Start GIVEN DATA

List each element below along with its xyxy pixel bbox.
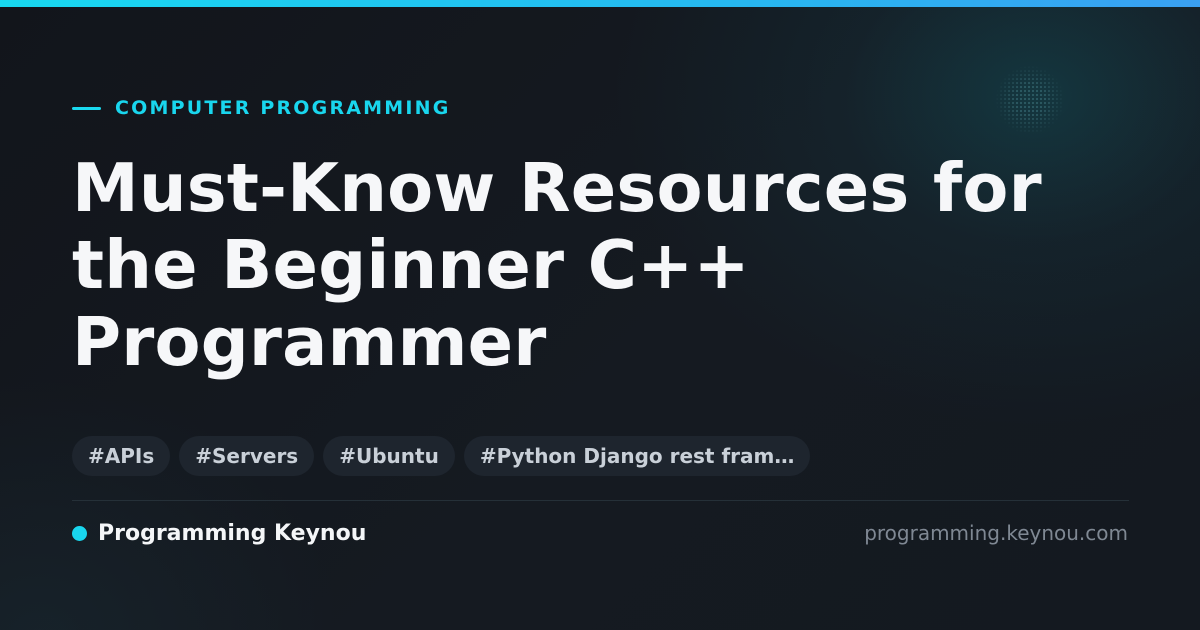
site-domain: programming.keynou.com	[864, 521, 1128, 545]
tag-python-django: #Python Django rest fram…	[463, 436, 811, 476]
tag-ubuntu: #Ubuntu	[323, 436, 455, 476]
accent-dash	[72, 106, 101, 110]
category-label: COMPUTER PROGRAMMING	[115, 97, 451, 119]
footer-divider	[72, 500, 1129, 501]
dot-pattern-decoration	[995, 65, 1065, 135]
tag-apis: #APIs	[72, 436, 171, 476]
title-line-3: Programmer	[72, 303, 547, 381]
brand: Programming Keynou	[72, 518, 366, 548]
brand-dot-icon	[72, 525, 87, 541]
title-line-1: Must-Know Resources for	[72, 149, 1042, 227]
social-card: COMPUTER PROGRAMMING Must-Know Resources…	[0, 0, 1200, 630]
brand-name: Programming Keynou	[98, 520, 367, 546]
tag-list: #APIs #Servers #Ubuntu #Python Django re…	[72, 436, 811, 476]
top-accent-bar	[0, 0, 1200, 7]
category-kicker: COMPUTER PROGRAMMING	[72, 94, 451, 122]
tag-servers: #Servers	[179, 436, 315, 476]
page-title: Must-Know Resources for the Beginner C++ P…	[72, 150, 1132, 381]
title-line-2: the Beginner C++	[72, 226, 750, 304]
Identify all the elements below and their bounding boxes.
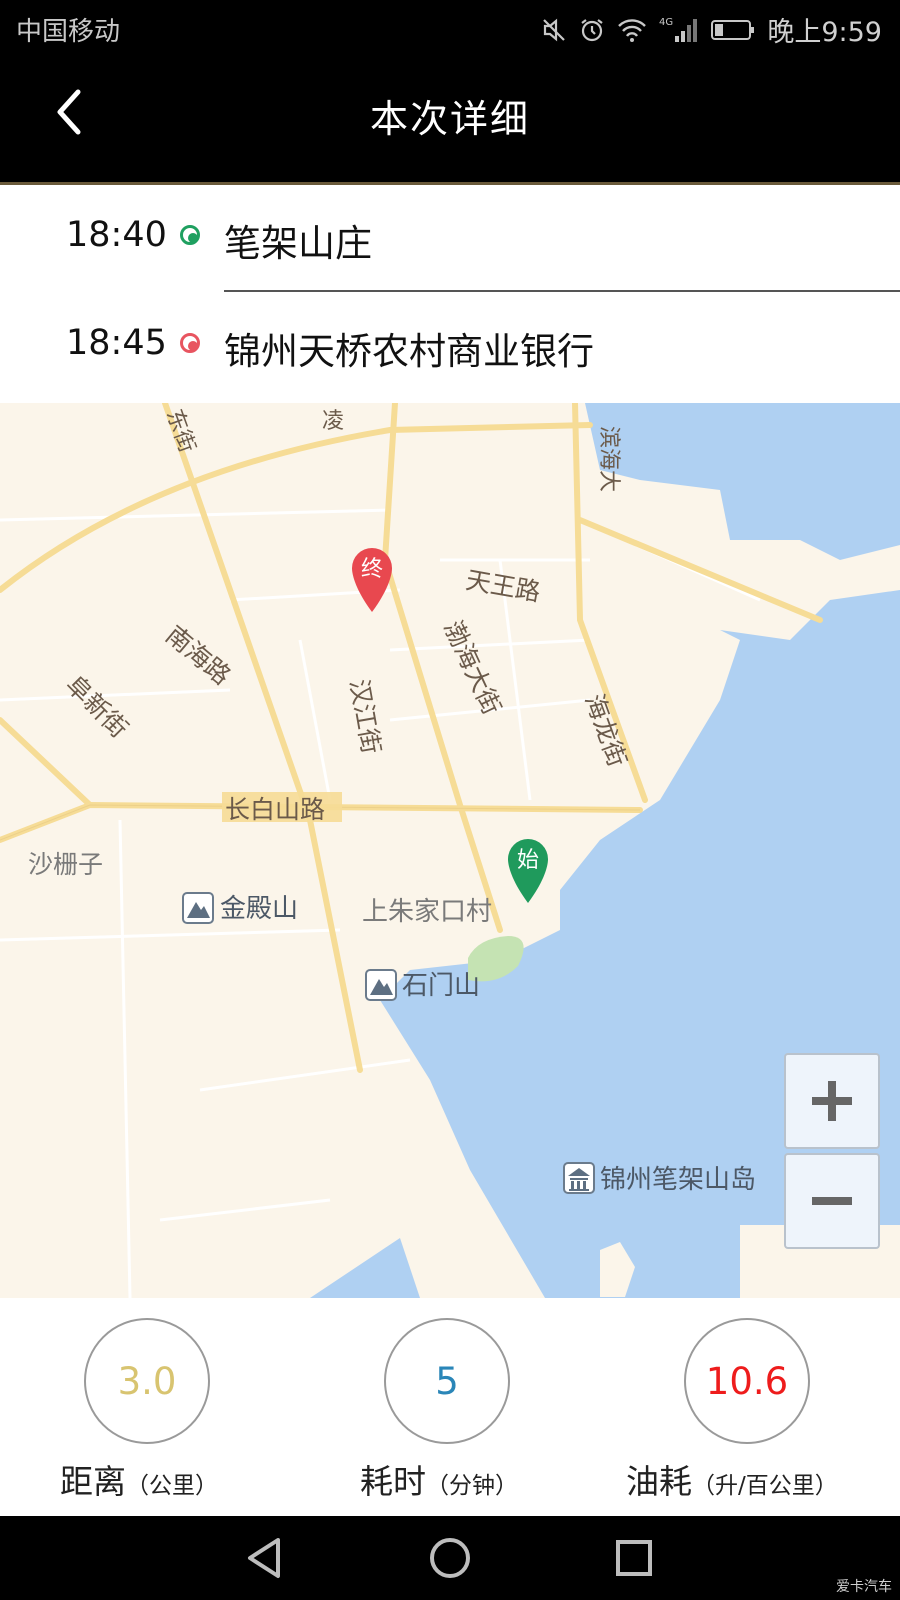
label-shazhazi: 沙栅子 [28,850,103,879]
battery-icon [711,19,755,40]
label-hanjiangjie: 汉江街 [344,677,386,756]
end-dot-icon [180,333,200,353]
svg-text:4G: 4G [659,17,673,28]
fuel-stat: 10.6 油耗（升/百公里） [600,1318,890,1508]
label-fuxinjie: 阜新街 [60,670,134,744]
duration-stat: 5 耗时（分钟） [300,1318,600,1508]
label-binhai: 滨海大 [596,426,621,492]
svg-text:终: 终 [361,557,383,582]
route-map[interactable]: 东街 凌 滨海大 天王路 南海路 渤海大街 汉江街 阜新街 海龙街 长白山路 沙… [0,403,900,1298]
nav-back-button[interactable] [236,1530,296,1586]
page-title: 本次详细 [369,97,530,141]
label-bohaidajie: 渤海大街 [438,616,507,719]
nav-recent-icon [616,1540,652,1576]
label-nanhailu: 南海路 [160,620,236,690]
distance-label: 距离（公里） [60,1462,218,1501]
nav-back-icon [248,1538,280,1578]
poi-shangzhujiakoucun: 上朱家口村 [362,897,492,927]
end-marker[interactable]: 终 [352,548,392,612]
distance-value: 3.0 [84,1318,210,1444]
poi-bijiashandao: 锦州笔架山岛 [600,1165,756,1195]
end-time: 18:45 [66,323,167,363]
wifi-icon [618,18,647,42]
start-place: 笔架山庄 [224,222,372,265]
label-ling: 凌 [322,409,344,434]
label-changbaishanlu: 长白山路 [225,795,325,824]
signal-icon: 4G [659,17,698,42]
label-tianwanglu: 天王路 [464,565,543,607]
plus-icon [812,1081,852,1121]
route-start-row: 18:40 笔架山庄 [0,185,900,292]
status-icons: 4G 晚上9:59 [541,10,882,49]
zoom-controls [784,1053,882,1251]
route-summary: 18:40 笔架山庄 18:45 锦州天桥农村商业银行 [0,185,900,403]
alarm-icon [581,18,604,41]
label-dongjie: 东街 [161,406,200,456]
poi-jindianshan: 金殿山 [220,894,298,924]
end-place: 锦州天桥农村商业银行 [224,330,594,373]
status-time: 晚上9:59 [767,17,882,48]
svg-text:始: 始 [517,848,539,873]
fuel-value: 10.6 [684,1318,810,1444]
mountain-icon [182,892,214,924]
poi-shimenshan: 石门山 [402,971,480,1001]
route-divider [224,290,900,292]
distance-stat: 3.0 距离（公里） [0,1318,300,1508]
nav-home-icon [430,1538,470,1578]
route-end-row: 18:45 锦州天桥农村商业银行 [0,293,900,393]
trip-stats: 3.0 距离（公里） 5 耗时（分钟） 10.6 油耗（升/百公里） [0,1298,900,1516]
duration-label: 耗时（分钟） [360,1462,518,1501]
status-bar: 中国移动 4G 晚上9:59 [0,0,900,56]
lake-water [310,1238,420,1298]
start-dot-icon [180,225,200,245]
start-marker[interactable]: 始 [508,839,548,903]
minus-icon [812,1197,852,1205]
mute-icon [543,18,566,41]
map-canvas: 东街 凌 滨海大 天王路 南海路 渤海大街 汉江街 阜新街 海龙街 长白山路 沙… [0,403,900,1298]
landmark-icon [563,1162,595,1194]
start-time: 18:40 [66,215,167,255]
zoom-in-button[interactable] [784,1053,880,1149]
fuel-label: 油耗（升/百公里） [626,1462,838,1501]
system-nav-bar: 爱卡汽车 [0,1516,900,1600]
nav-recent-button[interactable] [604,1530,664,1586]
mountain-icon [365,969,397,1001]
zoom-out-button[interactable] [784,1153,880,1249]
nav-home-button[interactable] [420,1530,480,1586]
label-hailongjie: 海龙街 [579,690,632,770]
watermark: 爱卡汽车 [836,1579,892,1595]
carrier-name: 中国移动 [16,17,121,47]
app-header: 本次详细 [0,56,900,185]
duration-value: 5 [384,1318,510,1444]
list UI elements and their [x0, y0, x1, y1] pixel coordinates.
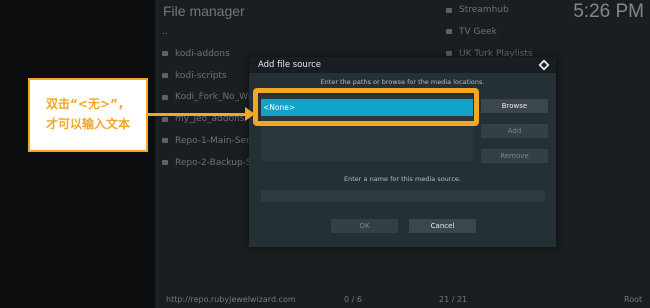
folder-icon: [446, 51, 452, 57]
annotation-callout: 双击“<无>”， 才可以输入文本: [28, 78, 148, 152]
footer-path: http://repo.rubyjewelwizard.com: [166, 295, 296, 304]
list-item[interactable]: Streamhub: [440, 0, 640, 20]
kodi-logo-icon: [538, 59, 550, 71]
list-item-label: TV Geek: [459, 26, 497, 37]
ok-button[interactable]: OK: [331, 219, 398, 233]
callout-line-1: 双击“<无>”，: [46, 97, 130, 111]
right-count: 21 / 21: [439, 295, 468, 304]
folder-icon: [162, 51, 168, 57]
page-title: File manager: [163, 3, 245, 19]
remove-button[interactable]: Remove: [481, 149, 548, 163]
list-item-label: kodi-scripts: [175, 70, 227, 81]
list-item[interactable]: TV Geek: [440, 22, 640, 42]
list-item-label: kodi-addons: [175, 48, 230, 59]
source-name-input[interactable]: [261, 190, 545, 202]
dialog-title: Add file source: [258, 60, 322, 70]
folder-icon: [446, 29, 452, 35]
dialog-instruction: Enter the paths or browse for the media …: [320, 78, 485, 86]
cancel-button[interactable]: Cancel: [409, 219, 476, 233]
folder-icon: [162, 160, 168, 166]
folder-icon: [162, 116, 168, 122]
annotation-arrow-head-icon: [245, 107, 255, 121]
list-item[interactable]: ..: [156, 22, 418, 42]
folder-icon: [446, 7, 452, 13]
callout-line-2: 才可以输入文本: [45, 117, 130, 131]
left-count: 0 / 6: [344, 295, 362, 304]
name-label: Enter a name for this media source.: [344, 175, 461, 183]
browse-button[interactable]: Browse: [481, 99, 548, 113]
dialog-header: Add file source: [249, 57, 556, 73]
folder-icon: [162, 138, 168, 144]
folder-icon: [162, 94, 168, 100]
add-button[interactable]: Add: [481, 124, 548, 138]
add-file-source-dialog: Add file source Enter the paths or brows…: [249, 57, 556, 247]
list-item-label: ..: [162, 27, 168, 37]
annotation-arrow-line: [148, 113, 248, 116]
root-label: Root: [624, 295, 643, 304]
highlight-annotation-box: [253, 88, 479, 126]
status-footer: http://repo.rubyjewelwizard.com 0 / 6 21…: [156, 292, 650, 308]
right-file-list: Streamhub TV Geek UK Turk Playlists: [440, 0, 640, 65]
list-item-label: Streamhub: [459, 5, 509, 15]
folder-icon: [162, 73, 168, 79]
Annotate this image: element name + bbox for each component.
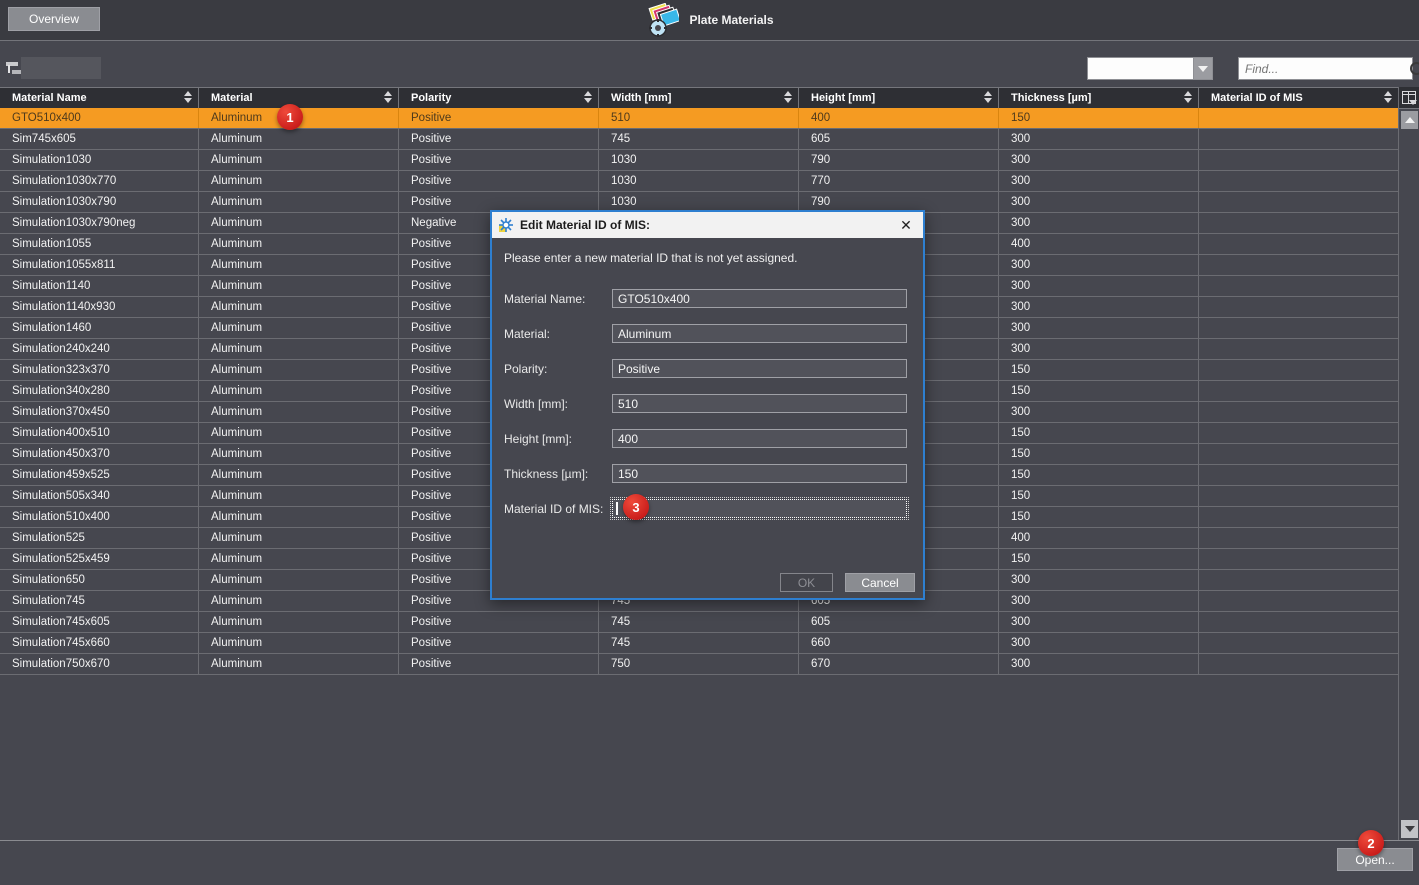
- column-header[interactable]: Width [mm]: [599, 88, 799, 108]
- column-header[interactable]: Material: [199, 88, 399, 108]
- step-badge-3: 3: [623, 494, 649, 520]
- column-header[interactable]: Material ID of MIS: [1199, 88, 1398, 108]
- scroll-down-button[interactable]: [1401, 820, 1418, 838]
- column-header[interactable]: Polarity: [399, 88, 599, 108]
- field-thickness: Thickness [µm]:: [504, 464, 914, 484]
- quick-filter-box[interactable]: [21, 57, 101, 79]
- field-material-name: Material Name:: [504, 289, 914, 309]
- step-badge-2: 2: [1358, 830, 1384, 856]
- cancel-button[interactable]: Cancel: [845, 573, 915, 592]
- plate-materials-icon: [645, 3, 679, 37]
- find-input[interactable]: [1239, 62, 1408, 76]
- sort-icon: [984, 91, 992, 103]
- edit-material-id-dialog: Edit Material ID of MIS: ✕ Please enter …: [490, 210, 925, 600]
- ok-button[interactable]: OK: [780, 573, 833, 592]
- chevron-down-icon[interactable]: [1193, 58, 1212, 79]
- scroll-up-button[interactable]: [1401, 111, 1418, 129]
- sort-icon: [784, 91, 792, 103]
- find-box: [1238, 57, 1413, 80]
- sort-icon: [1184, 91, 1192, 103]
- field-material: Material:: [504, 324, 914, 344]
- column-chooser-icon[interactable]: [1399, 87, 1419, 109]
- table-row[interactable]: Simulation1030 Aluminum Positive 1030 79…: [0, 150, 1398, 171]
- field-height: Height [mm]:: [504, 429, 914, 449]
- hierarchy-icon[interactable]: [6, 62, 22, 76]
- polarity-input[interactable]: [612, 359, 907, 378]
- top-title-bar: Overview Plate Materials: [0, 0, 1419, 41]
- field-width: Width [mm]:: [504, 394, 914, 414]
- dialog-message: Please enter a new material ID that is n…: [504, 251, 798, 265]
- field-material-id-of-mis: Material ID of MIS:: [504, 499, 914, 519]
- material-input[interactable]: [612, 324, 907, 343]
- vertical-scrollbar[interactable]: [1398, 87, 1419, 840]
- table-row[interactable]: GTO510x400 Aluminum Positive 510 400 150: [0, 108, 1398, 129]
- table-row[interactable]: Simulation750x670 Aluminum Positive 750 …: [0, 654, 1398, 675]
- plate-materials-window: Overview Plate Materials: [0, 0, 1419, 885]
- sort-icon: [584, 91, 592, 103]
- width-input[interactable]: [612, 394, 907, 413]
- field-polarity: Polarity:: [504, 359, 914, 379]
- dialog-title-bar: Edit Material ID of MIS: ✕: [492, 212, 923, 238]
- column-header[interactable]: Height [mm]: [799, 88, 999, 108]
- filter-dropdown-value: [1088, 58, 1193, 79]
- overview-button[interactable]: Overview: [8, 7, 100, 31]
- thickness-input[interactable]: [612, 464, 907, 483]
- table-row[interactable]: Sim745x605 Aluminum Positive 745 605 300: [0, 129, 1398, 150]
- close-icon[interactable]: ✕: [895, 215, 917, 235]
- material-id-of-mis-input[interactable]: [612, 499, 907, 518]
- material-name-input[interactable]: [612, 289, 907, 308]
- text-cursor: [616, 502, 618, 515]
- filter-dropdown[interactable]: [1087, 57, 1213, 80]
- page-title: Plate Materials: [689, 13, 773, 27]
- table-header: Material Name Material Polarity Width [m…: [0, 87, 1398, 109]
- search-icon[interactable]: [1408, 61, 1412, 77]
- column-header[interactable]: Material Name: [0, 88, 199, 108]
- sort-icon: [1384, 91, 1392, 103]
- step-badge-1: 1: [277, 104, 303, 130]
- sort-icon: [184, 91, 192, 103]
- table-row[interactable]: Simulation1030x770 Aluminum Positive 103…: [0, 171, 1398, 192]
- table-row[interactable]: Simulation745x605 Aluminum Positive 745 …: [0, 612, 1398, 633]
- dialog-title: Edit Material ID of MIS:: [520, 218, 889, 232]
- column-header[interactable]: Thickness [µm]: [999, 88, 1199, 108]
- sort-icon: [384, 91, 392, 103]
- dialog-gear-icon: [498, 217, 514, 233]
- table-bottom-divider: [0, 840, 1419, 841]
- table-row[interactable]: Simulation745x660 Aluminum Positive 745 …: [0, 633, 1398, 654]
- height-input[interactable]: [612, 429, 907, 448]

End GIVEN DATA

* **TO DO**
Copy out the items from the line containing "521, 1128, 545]" to the line containing "page-title: Must-Know Resources", both included, precisely as they appear.

* **EXERCISE OUTPUT**
site-domain: programming.keynou.com	[864, 521, 1128, 545]
tag-python-django: #Python Django rest fram…	[463, 436, 811, 476]
tag-ubuntu: #Ubuntu	[323, 436, 455, 476]
accent-dash	[72, 106, 101, 110]
category-label: COMPUTER PROGRAMMING	[115, 97, 451, 119]
footer-divider	[72, 500, 1129, 501]
dot-pattern-decoration	[995, 65, 1065, 135]
tag-apis: #APIs	[72, 436, 171, 476]
title-line-3: Programmer	[72, 303, 547, 381]
brand: Programming Keynou	[72, 518, 366, 548]
brand-dot-icon	[72, 525, 87, 541]
title-line-1: Must-Know Resources for	[72, 149, 1042, 227]
social-card: COMPUTER PROGRAMMING Must-Know Resources…	[0, 0, 1200, 630]
brand-name: Programming Keynou	[98, 520, 367, 546]
tag-list: #APIs #Servers #Ubuntu #Python Django re…	[72, 436, 811, 476]
top-accent-bar	[0, 0, 1200, 7]
category-kicker: COMPUTER PROGRAMMING	[72, 94, 451, 122]
tag-servers: #Servers	[179, 436, 315, 476]
page-title: Must-Know Resources for the Beginner C++ P…	[72, 150, 1132, 381]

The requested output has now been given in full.